Data entries
* Start *

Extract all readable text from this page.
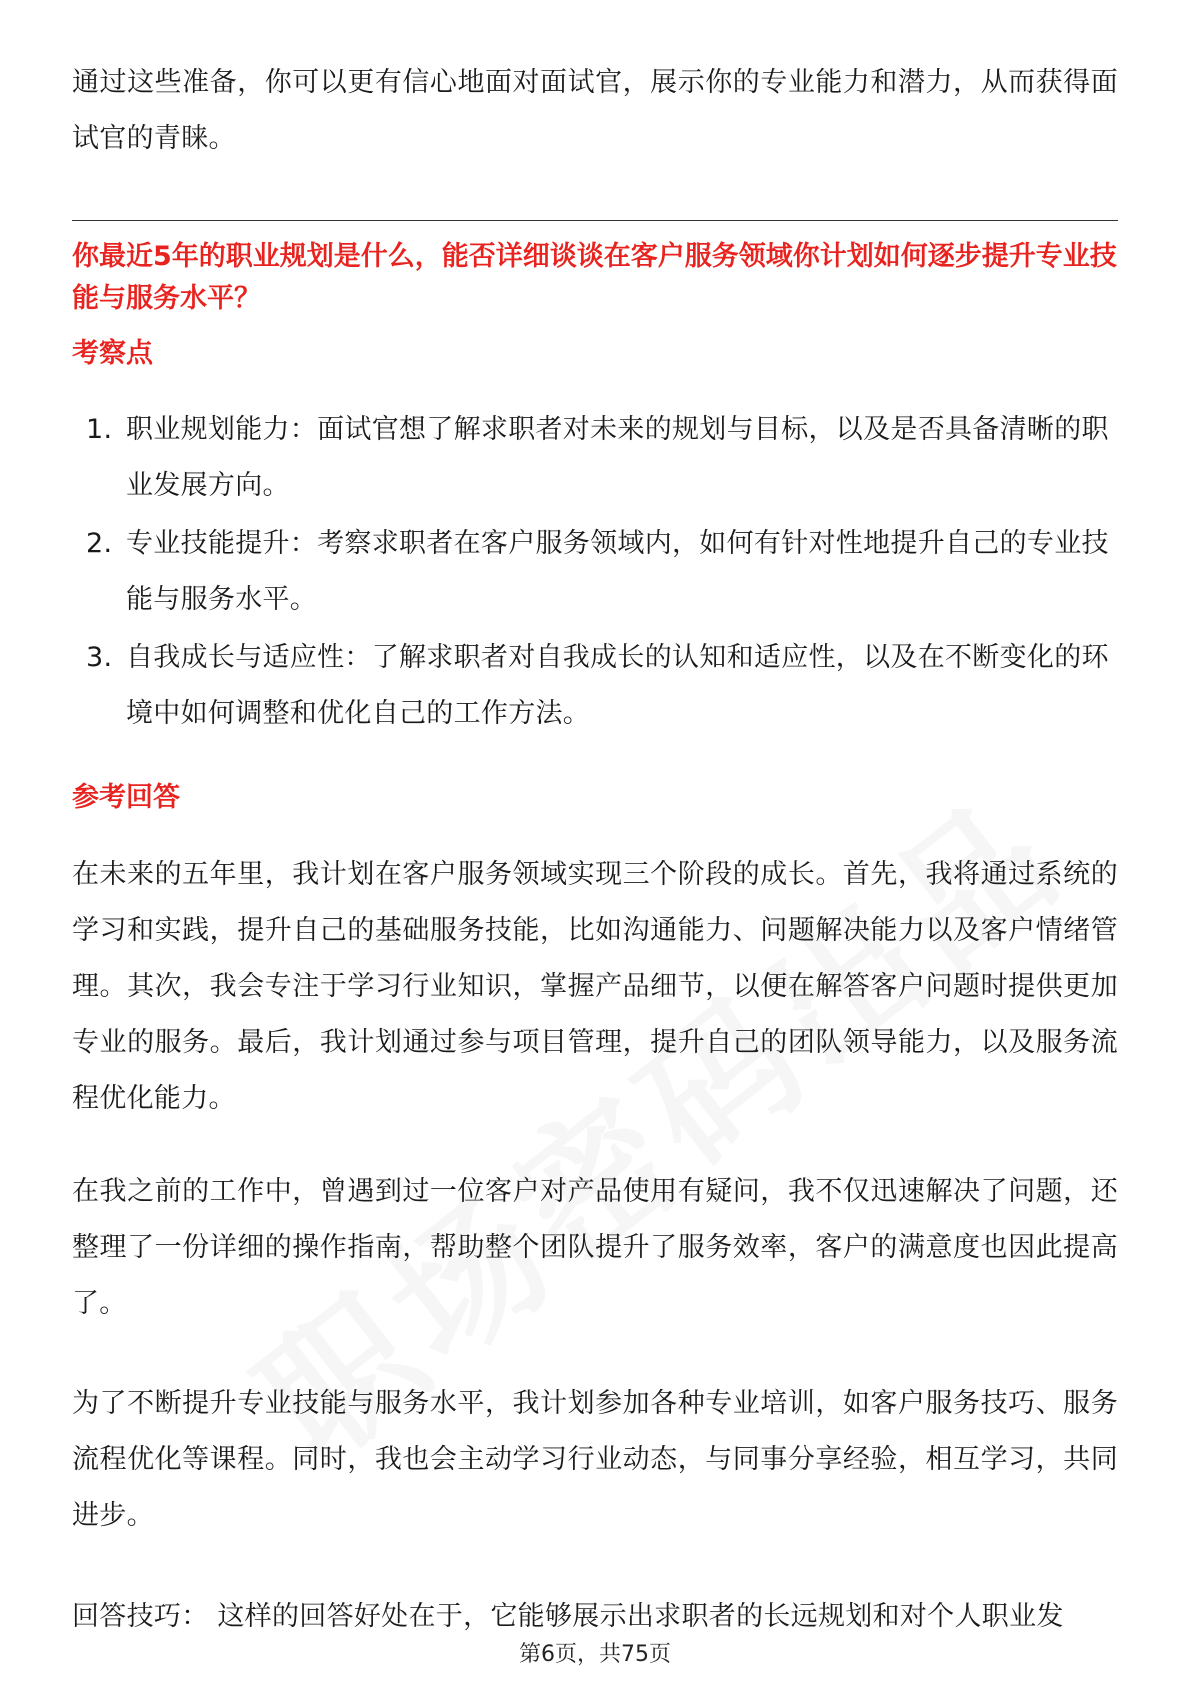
通过这些准备，你可以更有信心地面对面试官，展示你的专业能力和潜力，从而获得面试官的青睐。

你最近5年的职业规划是什么，能否详细谈谈在客户服务领域你计划如何逐步提升专业技能与服务水平？
考察点
1. 职业规划能力：面试官想了解求职者对未来的规划与目标，以及是否具备清晰的职业发展方向。
2. 专业技能提升：考察求职者在客户服务领域内，如何有针对性地提升自己的专业技能与服务水平。
3. 自我成长与适应性：了解求职者对自我成长的认知和适应性，以及在不断变化的环境中如何调整和优化自己的工作方法。
参考回答

在未来的五年里，我计划在客户服务领域实现三个阶段的成长。首先，我将通过系统的学习和实践，提升自己的基础服务技能，比如沟通能力、问题解决能力以及客户情绪管理。其次，我会专注于学习行业知识，掌握产品细节，以便在解答客户问题时提供更加专业的服务。最后，我计划通过参与项目管理，提升自己的团队领导能力，以及服务流程优化能力。

在我之前的工作中，曾遇到过一位客户对产品使用有疑问，我不仅迅速解决了问题，还整理了一份详细的操作指南，帮助整个团队提升了服务效率，客户的满意度也因此提高了。

为了不断提升专业技能与服务水平，我计划参加各种专业培训，如客户服务技巧、服务流程优化等课程。同时，我也会主动学习行业动态，与同事分享经验，相互学习，共同进步。

回答技巧： 这样的回答好处在于，它能够展示出求职者的长远规划和对个人职业发

第6页，共75页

* End *

◆ INSTRUCTIONS TO FOLLOW: All the lines above are to be reproduced exactly, except the pictures.

◆ SOLUTION TO THIS TASK:
Extract all readable text from this page.
通过这些准备，你可以更有信心地面对面试官，展示你的专业能力和潜力，从而获得面试官的青睐。

你最近5年的职业规划是什么，能否详细谈谈在客户服务领域你计划如何逐步提升专业技能与服务水平？
考察点
1. 职业规划能力：面试官想了解求职者对未来的规划与目标，以及是否具备清晰的职业发展方向。
2. 专业技能提升：考察求职者在客户服务领域内，如何有针对性地提升自己的专业技能与服务水平。
3. 自我成长与适应性：了解求职者对自我成长的认知和适应性，以及在不断变化的环境中如何调整和优化自己的工作方法。
参考回答

在未来的五年里，我计划在客户服务领域实现三个阶段的成长。首先，我将通过系统的学习和实践，提升自己的基础服务技能，比如沟通能力、问题解决能力以及客户情绪管理。其次，我会专注于学习行业知识，掌握产品细节，以便在解答客户问题时提供更加专业的服务。最后，我计划通过参与项目管理，提升自己的团队领导能力，以及服务流程优化能力。

在我之前的工作中，曾遇到过一位客户对产品使用有疑问，我不仅迅速解决了问题，还整理了一份详细的操作指南，帮助整个团队提升了服务效率，客户的满意度也因此提高了。

为了不断提升专业技能与服务水平，我计划参加各种专业培训，如客户服务技巧、服务流程优化等课程。同时，我也会主动学习行业动态，与同事分享经验，相互学习，共同进步。

回答技巧： 这样的回答好处在于，它能够展示出求职者的长远规划和对个人职业发

第6页，共75页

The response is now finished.